_WHAT IS REQUIRED:_
Reply with one number: the count of lines in the data that hold the string "this".

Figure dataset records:
• • • •

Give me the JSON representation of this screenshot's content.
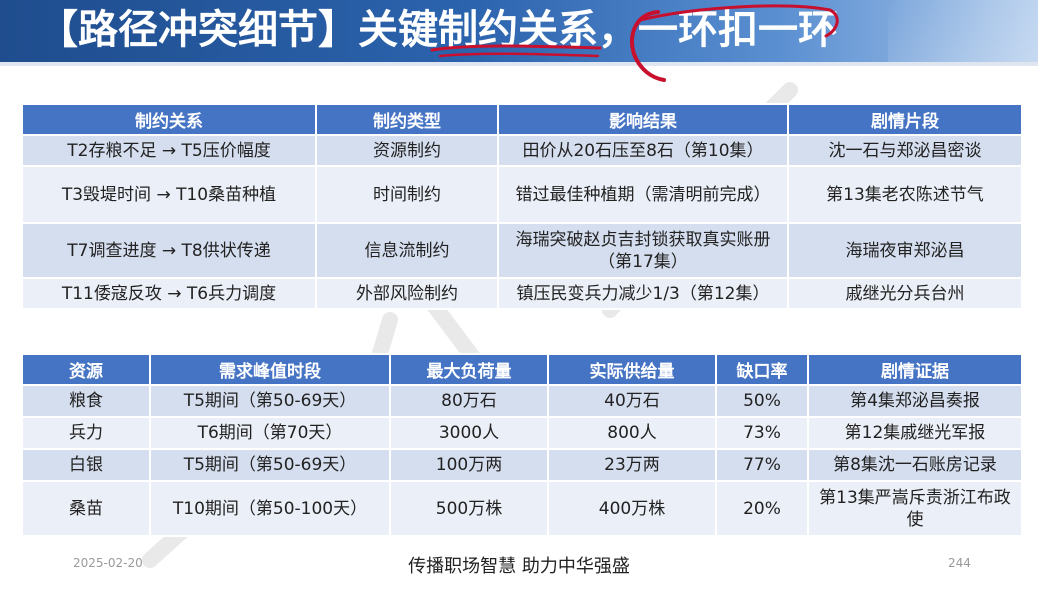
{
  "title": "【路径冲突细节】关键制约关系，一环扣一环",
  "table1": {
    "headers": [
      "制约关系",
      "制约类型",
      "影响结果",
      "剧情片段"
    ],
    "rows": [
      [
        "T2存粮不足 → T5压价幅度",
        "资源制约",
        "田价从20石压至8石（第10集）",
        "沈一石与郑泌昌密谈"
      ],
      [
        "T3毁堤时间 → T10桑苗种植",
        "时间制约",
        "错过最佳种植期（需清明前完成）",
        "第13集老农陈述节气"
      ],
      [
        "T7调查进度 → T8供状传递",
        "信息流制约",
        "海瑞突破赵贞吉封锁获取真实账册（第17集）",
        "海瑞夜审郑泌昌"
      ],
      [
        "T11倭寇反攻 → T6兵力调度",
        "外部风险制约",
        "镇压民变兵力减少1/3（第12集）",
        "戚继光分兵台州"
      ]
    ]
  },
  "table2": {
    "headers": [
      "资源",
      "需求峰值时段",
      "最大负荷量",
      "实际供给量",
      "缺口率",
      "剧情证据"
    ],
    "rows": [
      [
        "粮食",
        "T5期间（第50-69天）",
        "80万石",
        "40万石",
        "50%",
        "第4集郑泌昌奏报"
      ],
      [
        "兵力",
        "T6期间（第70天）",
        "3000人",
        "800人",
        "73%",
        "第12集戚继光军报"
      ],
      [
        "白银",
        "T5期间（第50-69天）",
        "100万两",
        "23万两",
        "77%",
        "第8集沈一石账房记录"
      ],
      [
        "桑苗",
        "T10期间（第50-100天）",
        "500万株",
        "400万株",
        "20%",
        "第13集严嵩斥责浙江布政使"
      ]
    ]
  },
  "footer": {
    "date": "2025-02-20",
    "slogan": "传播职场智慧  助力中华强盛",
    "page": "244"
  },
  "colors": {
    "header_bg": "#2b63ad",
    "table_header": "#4674c4",
    "row_odd": "#d5deef",
    "row_even": "#ebeff7",
    "annotation": "#c8102e"
  }
}
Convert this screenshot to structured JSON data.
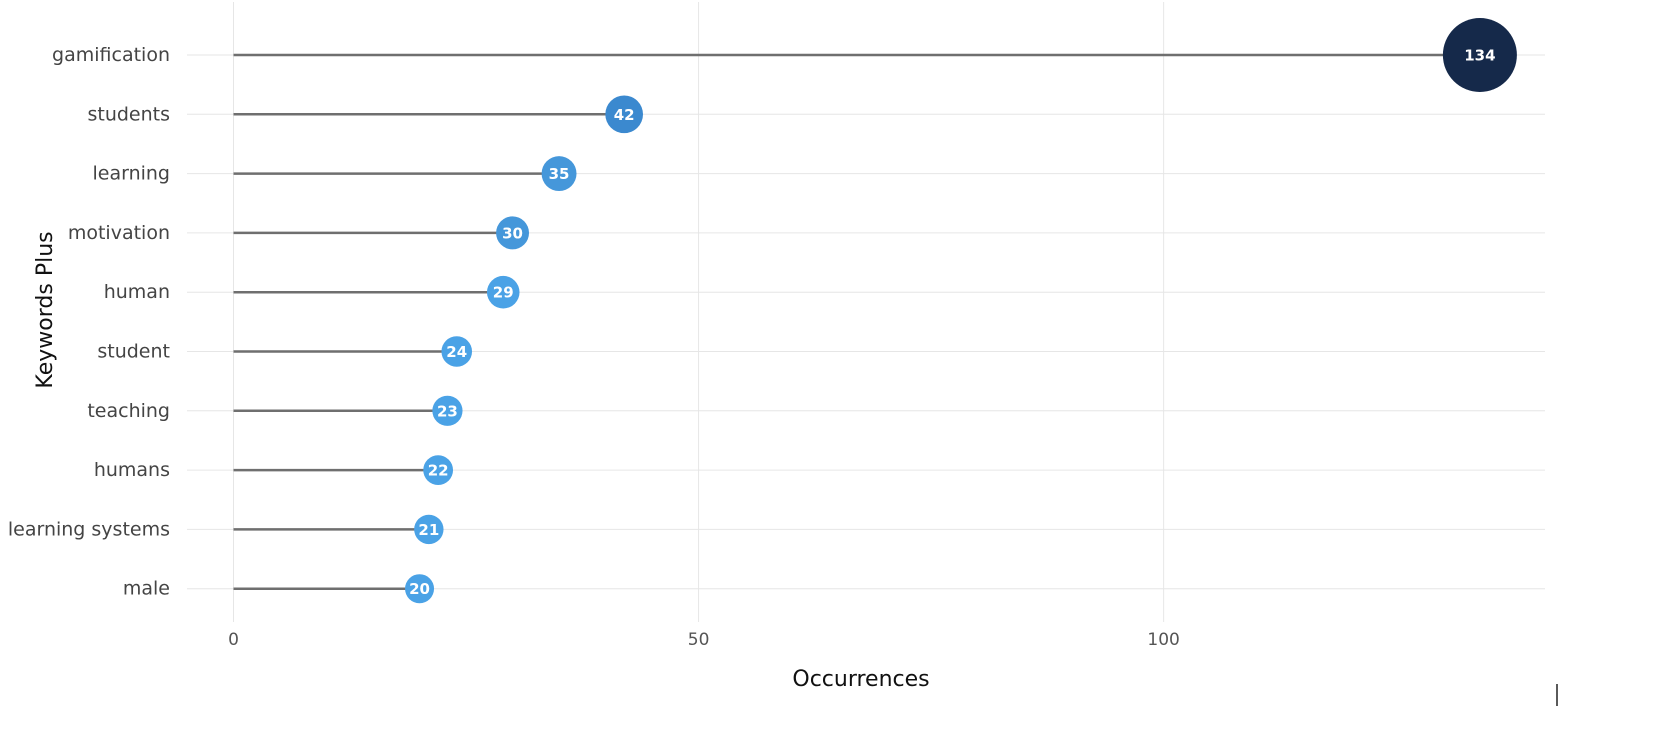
{
  "chart_data": {
    "type": "lollipop",
    "title": "",
    "xlabel": "Occurrences",
    "ylabel": "Keywords Plus",
    "categories": [
      "gamification",
      "students",
      "learning",
      "motivation",
      "human",
      "student",
      "teaching",
      "humans",
      "learning systems",
      "male"
    ],
    "values": [
      134,
      42,
      35,
      30,
      29,
      24,
      23,
      22,
      21,
      20
    ],
    "xlim": [
      -5,
      141
    ],
    "xticks": [
      0,
      50,
      100
    ],
    "grid": true,
    "legend": "none",
    "colors": {
      "max_color": "#15294a",
      "high_color": "#3b89cf",
      "base_color": "#4aa2e6",
      "stem_color": "#6f6f6f",
      "grid_color": "#e6e6e6"
    }
  }
}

• • • •

_TASK ANSWER:_
2